GIVEN PROBLEM: Pictures stay out of the copy; restate everything else in the material exactly.

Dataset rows
= = = =

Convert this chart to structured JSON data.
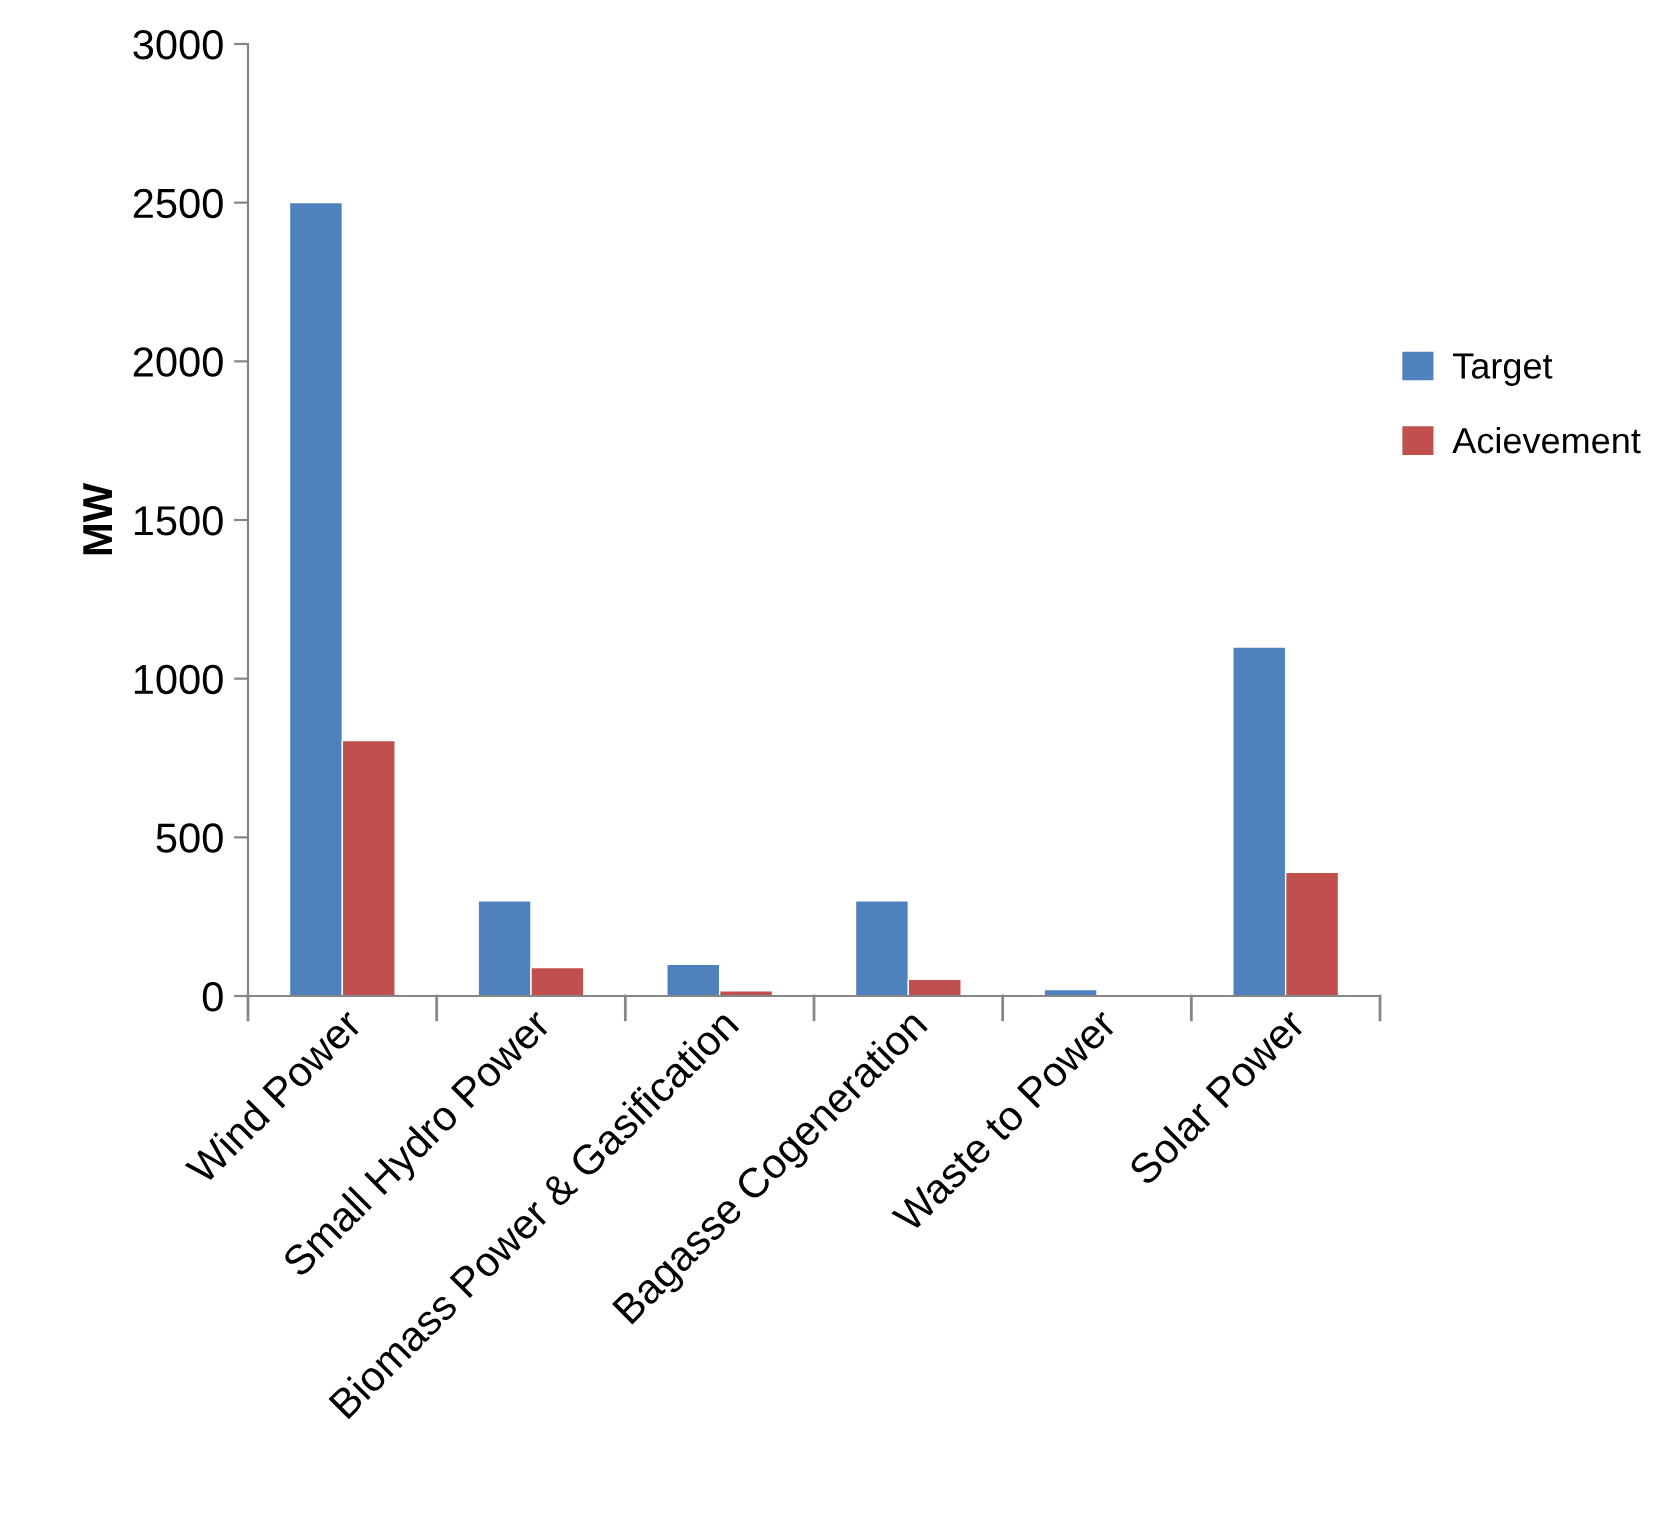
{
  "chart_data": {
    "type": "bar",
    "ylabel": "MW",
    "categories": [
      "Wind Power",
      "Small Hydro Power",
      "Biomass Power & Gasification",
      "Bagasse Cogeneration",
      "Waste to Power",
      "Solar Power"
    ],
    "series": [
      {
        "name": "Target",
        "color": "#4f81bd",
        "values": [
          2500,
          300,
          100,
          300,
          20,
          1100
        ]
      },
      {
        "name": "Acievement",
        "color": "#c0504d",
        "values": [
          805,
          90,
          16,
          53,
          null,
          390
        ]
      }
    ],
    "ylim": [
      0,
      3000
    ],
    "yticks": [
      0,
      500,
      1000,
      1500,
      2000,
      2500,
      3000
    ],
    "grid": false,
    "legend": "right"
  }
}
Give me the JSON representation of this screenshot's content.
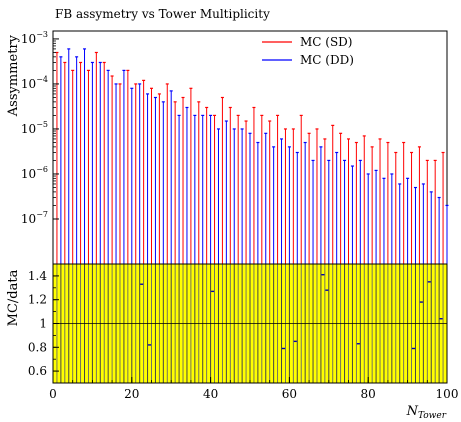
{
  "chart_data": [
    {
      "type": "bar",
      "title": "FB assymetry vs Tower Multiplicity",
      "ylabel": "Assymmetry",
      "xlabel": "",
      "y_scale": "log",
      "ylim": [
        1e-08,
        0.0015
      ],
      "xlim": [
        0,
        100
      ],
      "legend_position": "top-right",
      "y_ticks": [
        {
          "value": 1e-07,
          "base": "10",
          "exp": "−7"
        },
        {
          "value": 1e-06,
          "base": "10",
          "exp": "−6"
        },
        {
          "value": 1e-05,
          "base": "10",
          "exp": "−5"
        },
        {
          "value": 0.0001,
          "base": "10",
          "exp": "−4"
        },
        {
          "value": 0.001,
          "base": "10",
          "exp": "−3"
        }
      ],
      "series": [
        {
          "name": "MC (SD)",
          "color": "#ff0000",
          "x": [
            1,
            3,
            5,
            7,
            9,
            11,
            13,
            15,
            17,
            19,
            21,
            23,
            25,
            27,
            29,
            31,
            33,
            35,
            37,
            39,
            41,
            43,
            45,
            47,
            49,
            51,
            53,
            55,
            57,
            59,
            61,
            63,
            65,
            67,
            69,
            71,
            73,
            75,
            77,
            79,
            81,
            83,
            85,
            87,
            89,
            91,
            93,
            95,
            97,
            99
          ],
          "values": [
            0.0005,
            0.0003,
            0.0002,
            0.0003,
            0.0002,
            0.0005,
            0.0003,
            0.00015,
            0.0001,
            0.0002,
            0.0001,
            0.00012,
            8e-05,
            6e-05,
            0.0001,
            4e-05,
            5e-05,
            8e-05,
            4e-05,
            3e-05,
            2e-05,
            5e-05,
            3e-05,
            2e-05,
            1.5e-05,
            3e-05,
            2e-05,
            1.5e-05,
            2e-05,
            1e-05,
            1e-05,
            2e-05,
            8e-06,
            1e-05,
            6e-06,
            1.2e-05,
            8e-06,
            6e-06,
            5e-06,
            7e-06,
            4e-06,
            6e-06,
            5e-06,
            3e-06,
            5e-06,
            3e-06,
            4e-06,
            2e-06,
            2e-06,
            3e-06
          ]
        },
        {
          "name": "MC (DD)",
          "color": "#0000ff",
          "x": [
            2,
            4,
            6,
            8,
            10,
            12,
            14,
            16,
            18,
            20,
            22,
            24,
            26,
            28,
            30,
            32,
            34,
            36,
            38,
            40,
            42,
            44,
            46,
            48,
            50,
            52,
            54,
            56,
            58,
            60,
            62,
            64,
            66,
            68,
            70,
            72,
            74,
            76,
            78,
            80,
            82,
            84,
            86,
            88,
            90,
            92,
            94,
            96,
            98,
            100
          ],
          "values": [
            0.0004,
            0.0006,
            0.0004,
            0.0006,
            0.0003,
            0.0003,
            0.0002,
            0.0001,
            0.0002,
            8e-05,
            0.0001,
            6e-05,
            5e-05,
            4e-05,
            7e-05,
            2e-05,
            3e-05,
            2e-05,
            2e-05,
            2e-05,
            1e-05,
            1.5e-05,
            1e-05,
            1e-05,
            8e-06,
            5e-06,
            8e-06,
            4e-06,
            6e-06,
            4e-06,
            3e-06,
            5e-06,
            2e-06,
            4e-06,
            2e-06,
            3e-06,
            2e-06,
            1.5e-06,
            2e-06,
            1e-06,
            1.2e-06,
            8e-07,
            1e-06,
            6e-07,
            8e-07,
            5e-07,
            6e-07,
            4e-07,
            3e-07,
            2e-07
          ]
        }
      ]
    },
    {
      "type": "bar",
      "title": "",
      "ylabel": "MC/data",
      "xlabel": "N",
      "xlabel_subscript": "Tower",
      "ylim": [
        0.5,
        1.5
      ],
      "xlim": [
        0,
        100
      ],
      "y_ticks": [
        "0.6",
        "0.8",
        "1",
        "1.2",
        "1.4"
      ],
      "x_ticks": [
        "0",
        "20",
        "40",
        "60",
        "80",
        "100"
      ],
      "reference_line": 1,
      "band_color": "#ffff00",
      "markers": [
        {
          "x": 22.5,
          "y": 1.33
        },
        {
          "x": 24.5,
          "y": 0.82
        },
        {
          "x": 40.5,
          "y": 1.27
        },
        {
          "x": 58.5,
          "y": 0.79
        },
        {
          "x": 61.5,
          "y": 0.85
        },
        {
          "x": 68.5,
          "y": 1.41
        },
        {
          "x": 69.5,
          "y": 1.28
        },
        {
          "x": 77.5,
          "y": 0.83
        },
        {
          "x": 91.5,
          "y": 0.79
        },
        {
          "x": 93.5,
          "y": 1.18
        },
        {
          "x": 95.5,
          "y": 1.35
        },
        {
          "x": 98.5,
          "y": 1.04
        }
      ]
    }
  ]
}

= = = =

THE COMPLETED TASK:
Convert this chart to structured JSON data.
{
  "chart_data": {
    "type": "bar",
    "ylabel": "MW",
    "categories": [
      "Wind Power",
      "Small Hydro Power",
      "Biomass Power & Gasification",
      "Bagasse Cogeneration",
      "Waste to Power",
      "Solar Power"
    ],
    "series": [
      {
        "name": "Target",
        "color": "#4f81bd",
        "values": [
          2500,
          300,
          100,
          300,
          20,
          1100
        ]
      },
      {
        "name": "Acievement",
        "color": "#c0504d",
        "values": [
          805,
          90,
          16,
          53,
          null,
          390
        ]
      }
    ],
    "ylim": [
      0,
      3000
    ],
    "yticks": [
      0,
      500,
      1000,
      1500,
      2000,
      2500,
      3000
    ],
    "grid": false,
    "legend": "right"
  }
}
Give me the JSON representation of this screenshot's content.
{
  "chart_data": [
    {
      "type": "bar",
      "title": "FB assymetry vs Tower Multiplicity",
      "ylabel": "Assymmetry",
      "xlabel": "",
      "y_scale": "log",
      "ylim": [
        1e-08,
        0.0015
      ],
      "xlim": [
        0,
        100
      ],
      "legend_position": "top-right",
      "y_ticks": [
        {
          "value": 1e-07,
          "base": "10",
          "exp": "−7"
        },
        {
          "value": 1e-06,
          "base": "10",
          "exp": "−6"
        },
        {
          "value": 1e-05,
          "base": "10",
          "exp": "−5"
        },
        {
          "value": 0.0001,
          "base": "10",
          "exp": "−4"
        },
        {
          "value": 0.001,
          "base": "10",
          "exp": "−3"
        }
      ],
      "series": [
        {
          "name": "MC (SD)",
          "color": "#ff0000",
          "x": [
            1,
            3,
            5,
            7,
            9,
            11,
            13,
            15,
            17,
            19,
            21,
            23,
            25,
            27,
            29,
            31,
            33,
            35,
            37,
            39,
            41,
            43,
            45,
            47,
            49,
            51,
            53,
            55,
            57,
            59,
            61,
            63,
            65,
            67,
            69,
            71,
            73,
            75,
            77,
            79,
            81,
            83,
            85,
            87,
            89,
            91,
            93,
            95,
            97,
            99
          ],
          "values": [
            0.0005,
            0.0003,
            0.0002,
            0.0003,
            0.0002,
            0.0005,
            0.0003,
            0.00015,
            0.0001,
            0.0002,
            0.0001,
            0.00012,
            8e-05,
            6e-05,
            0.0001,
            4e-05,
            5e-05,
            8e-05,
            4e-05,
            3e-05,
            2e-05,
            5e-05,
            3e-05,
            2e-05,
            1.5e-05,
            3e-05,
            2e-05,
            1.5e-05,
            2e-05,
            1e-05,
            1e-05,
            2e-05,
            8e-06,
            1e-05,
            6e-06,
            1.2e-05,
            8e-06,
            6e-06,
            5e-06,
            7e-06,
            4e-06,
            6e-06,
            5e-06,
            3e-06,
            5e-06,
            3e-06,
            4e-06,
            2e-06,
            2e-06,
            3e-06
          ]
        },
        {
          "name": "MC (DD)",
          "color": "#0000ff",
          "x": [
            2,
            4,
            6,
            8,
            10,
            12,
            14,
            16,
            18,
            20,
            22,
            24,
            26,
            28,
            30,
            32,
            34,
            36,
            38,
            40,
            42,
            44,
            46,
            48,
            50,
            52,
            54,
            56,
            58,
            60,
            62,
            64,
            66,
            68,
            70,
            72,
            74,
            76,
            78,
            80,
            82,
            84,
            86,
            88,
            90,
            92,
            94,
            96,
            98,
            100
          ],
          "values": [
            0.0004,
            0.0006,
            0.0004,
            0.0006,
            0.0003,
            0.0003,
            0.0002,
            0.0001,
            0.0002,
            8e-05,
            0.0001,
            6e-05,
            5e-05,
            4e-05,
            7e-05,
            2e-05,
            3e-05,
            2e-05,
            2e-05,
            2e-05,
            1e-05,
            1.5e-05,
            1e-05,
            1e-05,
            8e-06,
            5e-06,
            8e-06,
            4e-06,
            6e-06,
            4e-06,
            3e-06,
            5e-06,
            2e-06,
            4e-06,
            2e-06,
            3e-06,
            2e-06,
            1.5e-06,
            2e-06,
            1e-06,
            1.2e-06,
            8e-07,
            1e-06,
            6e-07,
            8e-07,
            5e-07,
            6e-07,
            4e-07,
            3e-07,
            2e-07
          ]
        }
      ]
    },
    {
      "type": "bar",
      "title": "",
      "ylabel": "MC/data",
      "xlabel": "N",
      "xlabel_subscript": "Tower",
      "ylim": [
        0.5,
        1.5
      ],
      "xlim": [
        0,
        100
      ],
      "y_ticks": [
        "0.6",
        "0.8",
        "1",
        "1.2",
        "1.4"
      ],
      "x_ticks": [
        "0",
        "20",
        "40",
        "60",
        "80",
        "100"
      ],
      "reference_line": 1,
      "band_color": "#ffff00",
      "markers": [
        {
          "x": 22.5,
          "y": 1.33
        },
        {
          "x": 24.5,
          "y": 0.82
        },
        {
          "x": 40.5,
          "y": 1.27
        },
        {
          "x": 58.5,
          "y": 0.79
        },
        {
          "x": 61.5,
          "y": 0.85
        },
        {
          "x": 68.5,
          "y": 1.41
        },
        {
          "x": 69.5,
          "y": 1.28
        },
        {
          "x": 77.5,
          "y": 0.83
        },
        {
          "x": 91.5,
          "y": 0.79
        },
        {
          "x": 93.5,
          "y": 1.18
        },
        {
          "x": 95.5,
          "y": 1.35
        },
        {
          "x": 98.5,
          "y": 1.04
        }
      ]
    }
  ]
}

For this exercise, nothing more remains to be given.